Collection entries
++++++++++

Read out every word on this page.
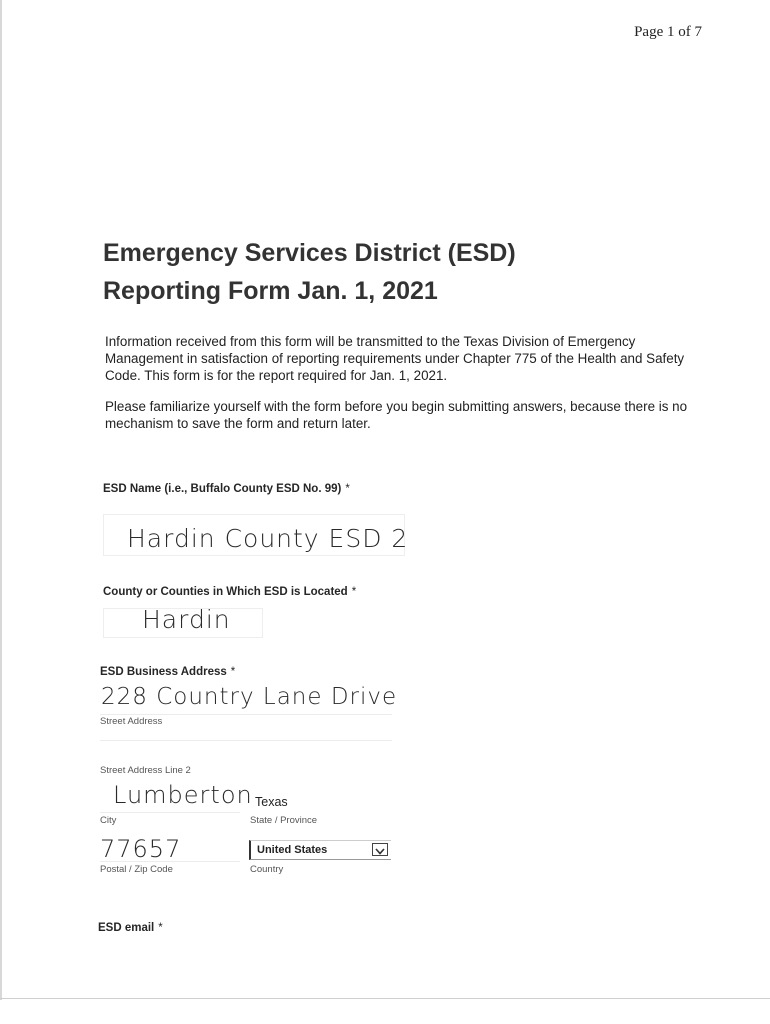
Page 1 of 7
Emergency Services District (ESD)
Reporting Form Jan. 1, 2021

Information received from this form will be transmitted to the Texas Division of Emergency Management in satisfaction of reporting requirements under Chapter 775 of the Health and Safety Code. This form is for the report required for Jan. 1, 2021.

Please familiarize yourself with the form before you begin submitting answers, because there is no mechanism to save the form and return later.

ESD Name (i.e., Buffalo County ESD No. 99) *
Hardin County ESD 2
County or Counties in Which ESD is Located *
Hardin
ESD Business Address *
228 Country Lane Drive
Street Address
Street Address Line 2
Lumberton
City
Texas
State / Province
77657
Postal / Zip Code
United States
Country
ESD email *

++++++++++

SHORT PROBLEM: From start to finish, output the listing exactly, but omit its pictures.

RESULT OF THE TASK:
Read out every word on this page.
Page 1 of 7
Emergency Services District (ESD)
Reporting Form Jan. 1, 2021

Information received from this form will be transmitted to the Texas Division of Emergency Management in satisfaction of reporting requirements under Chapter 775 of the Health and Safety Code. This form is for the report required for Jan. 1, 2021.

Please familiarize yourself with the form before you begin submitting answers, because there is no mechanism to save the form and return later.

ESD Name (i.e., Buffalo County ESD No. 99) *
Hardin County ESD 2
County or Counties in Which ESD is Located *
Hardin
ESD Business Address *
228 Country Lane Drive
Street Address
Street Address Line 2
Lumberton
City
Texas
State / Province
77657
Postal / Zip Code
United States
Country
ESD email *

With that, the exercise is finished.